DOCUMENT EXTRACT.
Stokes, as he likes to be called, was the most impossibly charismatic, unreasonably handsome, insanely talented singing, dancing, piano-playing, larger-than-life leading man to end all leading men. Sitting in that dark theater, I hoped that someday I'd be as excited and delighted in my work as he clearly was in his, up on that stage. I did not dream for a second that someday we'd share a stage together.
But that's what happened two years ago at the Boston Pops. We teamed up for a concert built on the legacy of the creative collaboration between Stokes' own hero Duke Ellington (whom he even named his son after) and the composer and pianist Billy Strayhorn, who at age 23 idolized Ellington when they first met. Many years and many songs later, Ellington called Strayhorn "my right arm, my left arm, all the eyes in the back of my head, my brain waves in his head, and his in mine."
At that concert in Boston, when Stokes and I took the stage to perform Strayhorn's extraordinary song "Lush Life," we found ourselves entangled in one of those rare moments of musical magic when your brainwaves do, in fact, flow right into each other's heads.
Stokes' head is a wonderful place to be. As you'll see from this conversation, he is endlessly curious in his passionate, almost nerdy fascination with music and the way it brings people together in the sacred space of common ground and shared experience. Our conversation has since continued by phone and text, in the backseats of cars, in rehearsal studios and dressing rooms, over lunches and dinners. Stokes is still very much a hero of mine, and now he's my friend too, with so many ideas to share and so much music to make together. As Billy Strayhorn always said: "Ever up and onward."

DATA EXCERPT.
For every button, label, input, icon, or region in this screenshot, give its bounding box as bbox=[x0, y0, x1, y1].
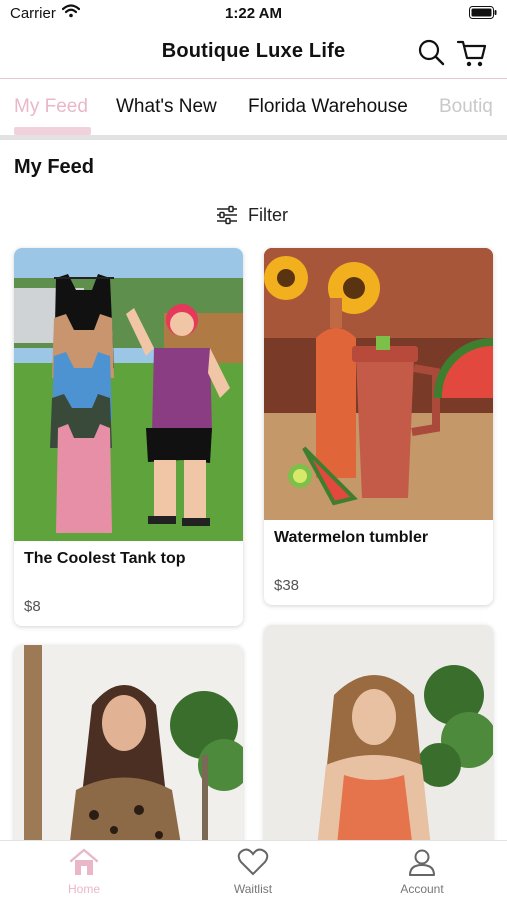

WHAT THIS TASK INVOLVES. Please render this sentence from the piece about Stokes in Spanish: "I did not dream for a second that someday we'd share a stage together."

THE REPLY. Ni por un segundo soñé que algún día compartiríamos un escenario.